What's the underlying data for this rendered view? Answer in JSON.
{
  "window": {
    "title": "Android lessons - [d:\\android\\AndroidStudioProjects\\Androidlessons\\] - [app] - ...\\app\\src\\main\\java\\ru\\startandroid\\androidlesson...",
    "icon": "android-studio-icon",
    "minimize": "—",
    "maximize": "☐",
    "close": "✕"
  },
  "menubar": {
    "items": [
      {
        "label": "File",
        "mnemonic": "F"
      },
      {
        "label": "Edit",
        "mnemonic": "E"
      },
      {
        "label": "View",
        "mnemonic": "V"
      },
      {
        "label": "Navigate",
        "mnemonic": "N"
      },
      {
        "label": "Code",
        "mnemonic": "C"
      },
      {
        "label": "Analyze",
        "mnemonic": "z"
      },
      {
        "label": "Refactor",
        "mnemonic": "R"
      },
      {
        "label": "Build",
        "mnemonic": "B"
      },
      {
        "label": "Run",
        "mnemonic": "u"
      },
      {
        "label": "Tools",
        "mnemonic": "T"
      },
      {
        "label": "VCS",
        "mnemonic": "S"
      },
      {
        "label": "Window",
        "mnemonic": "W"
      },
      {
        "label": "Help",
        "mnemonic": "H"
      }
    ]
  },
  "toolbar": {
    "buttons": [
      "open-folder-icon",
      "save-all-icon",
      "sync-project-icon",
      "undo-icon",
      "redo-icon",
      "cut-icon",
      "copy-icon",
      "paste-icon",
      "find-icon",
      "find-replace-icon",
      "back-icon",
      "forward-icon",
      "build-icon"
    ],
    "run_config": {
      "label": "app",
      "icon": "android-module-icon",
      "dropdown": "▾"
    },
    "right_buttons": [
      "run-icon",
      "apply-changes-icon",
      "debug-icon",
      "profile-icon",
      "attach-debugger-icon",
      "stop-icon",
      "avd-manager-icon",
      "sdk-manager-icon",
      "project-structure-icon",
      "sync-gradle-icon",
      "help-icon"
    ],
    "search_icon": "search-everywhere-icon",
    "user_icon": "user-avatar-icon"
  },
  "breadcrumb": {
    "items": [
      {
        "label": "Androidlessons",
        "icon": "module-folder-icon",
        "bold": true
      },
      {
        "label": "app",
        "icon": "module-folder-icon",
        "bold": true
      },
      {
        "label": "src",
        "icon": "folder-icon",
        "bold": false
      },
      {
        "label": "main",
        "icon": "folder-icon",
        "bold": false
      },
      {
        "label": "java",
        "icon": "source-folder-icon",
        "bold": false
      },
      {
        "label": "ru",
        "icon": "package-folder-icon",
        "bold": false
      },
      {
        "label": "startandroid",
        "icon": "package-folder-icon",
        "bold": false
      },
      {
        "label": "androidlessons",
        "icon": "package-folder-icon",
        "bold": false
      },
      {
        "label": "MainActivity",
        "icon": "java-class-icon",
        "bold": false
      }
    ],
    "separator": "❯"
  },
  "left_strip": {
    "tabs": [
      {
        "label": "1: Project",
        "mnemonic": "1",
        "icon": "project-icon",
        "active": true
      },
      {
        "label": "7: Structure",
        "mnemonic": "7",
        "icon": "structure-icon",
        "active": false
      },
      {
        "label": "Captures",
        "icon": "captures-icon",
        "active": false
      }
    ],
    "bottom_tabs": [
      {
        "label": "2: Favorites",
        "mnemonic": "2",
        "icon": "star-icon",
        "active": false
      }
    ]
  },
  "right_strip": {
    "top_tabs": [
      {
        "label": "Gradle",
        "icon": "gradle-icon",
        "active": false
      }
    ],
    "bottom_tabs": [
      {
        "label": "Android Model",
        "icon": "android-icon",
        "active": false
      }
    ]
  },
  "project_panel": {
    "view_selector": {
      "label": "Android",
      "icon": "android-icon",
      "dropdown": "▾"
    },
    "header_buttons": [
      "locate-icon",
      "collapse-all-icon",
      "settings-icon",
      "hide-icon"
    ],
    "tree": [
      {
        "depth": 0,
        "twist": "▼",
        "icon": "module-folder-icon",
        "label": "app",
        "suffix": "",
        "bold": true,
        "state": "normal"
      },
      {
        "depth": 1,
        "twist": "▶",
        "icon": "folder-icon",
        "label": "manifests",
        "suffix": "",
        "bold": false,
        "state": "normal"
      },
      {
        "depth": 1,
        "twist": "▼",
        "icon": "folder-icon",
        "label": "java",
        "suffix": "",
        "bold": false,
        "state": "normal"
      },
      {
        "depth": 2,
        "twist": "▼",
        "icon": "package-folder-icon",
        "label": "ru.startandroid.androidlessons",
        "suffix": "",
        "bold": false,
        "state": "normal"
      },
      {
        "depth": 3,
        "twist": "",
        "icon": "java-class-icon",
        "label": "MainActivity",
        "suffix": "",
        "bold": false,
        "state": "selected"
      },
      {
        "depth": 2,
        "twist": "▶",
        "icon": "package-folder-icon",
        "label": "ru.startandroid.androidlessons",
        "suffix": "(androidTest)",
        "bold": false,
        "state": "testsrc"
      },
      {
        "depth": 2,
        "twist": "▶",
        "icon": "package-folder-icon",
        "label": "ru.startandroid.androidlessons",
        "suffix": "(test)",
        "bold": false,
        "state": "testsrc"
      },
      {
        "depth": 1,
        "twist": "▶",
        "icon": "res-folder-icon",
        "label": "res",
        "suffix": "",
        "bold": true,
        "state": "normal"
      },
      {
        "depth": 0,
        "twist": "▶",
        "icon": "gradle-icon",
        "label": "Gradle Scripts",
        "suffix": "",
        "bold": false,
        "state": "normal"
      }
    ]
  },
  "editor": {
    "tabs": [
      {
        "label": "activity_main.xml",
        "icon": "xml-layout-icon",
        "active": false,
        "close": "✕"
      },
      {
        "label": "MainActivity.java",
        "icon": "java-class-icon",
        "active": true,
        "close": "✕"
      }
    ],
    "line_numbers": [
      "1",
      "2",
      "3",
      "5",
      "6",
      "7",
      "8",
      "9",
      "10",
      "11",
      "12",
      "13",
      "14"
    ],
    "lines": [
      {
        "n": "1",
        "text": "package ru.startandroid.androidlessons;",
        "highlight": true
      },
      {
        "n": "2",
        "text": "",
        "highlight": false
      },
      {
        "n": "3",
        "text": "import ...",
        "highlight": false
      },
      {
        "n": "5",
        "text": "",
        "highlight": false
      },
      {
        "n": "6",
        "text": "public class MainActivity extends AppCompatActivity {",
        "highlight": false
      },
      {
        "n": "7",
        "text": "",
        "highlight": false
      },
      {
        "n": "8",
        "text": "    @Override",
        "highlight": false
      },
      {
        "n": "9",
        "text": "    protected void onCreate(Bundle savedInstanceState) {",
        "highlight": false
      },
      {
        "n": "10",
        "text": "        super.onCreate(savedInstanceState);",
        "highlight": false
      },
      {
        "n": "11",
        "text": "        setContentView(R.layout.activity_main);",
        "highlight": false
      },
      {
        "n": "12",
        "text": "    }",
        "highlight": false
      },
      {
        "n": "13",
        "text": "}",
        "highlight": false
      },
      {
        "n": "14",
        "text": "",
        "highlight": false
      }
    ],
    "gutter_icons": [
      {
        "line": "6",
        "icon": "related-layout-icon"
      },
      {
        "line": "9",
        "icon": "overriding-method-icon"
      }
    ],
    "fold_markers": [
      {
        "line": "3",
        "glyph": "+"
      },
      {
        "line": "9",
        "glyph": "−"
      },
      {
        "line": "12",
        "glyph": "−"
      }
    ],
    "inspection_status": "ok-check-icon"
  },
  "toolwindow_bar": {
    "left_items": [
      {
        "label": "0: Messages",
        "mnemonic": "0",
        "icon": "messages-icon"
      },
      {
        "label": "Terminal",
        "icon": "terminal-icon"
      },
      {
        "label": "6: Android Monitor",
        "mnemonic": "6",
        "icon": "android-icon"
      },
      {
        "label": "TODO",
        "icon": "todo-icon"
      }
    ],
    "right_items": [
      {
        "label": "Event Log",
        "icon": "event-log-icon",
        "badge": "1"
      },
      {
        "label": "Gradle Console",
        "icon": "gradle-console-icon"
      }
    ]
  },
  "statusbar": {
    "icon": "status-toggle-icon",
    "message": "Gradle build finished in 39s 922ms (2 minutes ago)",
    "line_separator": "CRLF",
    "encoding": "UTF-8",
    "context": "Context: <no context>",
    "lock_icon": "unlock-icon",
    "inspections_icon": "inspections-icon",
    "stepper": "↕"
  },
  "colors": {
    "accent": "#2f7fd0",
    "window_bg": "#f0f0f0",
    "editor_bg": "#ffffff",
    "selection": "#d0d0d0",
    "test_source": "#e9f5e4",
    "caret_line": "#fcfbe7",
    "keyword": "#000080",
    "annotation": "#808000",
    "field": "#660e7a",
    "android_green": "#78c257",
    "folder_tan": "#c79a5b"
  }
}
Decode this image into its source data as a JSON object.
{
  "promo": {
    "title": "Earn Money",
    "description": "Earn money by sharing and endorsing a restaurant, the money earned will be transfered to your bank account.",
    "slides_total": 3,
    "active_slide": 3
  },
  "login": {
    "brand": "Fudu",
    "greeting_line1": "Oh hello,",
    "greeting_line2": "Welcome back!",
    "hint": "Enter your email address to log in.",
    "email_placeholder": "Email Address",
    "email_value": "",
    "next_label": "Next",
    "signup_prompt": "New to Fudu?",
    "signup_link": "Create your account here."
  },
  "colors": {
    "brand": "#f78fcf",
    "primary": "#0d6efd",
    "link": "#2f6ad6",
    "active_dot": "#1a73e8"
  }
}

====================

▶ The request
In the records above, return only the line that contains "Decode this image" and every line after it through the last, exactly as they appear.

▶ Output of the exercise
Decode this image into its source data as a JSON object.
{
  "promo": {
    "title": "Earn Money",
    "description": "Earn money by sharing and endorsing a restaurant, the money earned will be transfered to your bank account.",
    "slides_total": 3,
    "active_slide": 3
  },
  "login": {
    "brand": "Fudu",
    "greeting_line1": "Oh hello,",
    "greeting_line2": "Welcome back!",
    "hint": "Enter your email address to log in.",
    "email_placeholder": "Email Address",
    "email_value": "",
    "next_label": "Next",
    "signup_prompt": "New to Fudu?",
    "signup_link": "Create your account here."
  },
  "colors": {
    "brand": "#f78fcf",
    "primary": "#0d6efd",
    "link": "#2f6ad6",
    "active_dot": "#1a73e8"
  }
}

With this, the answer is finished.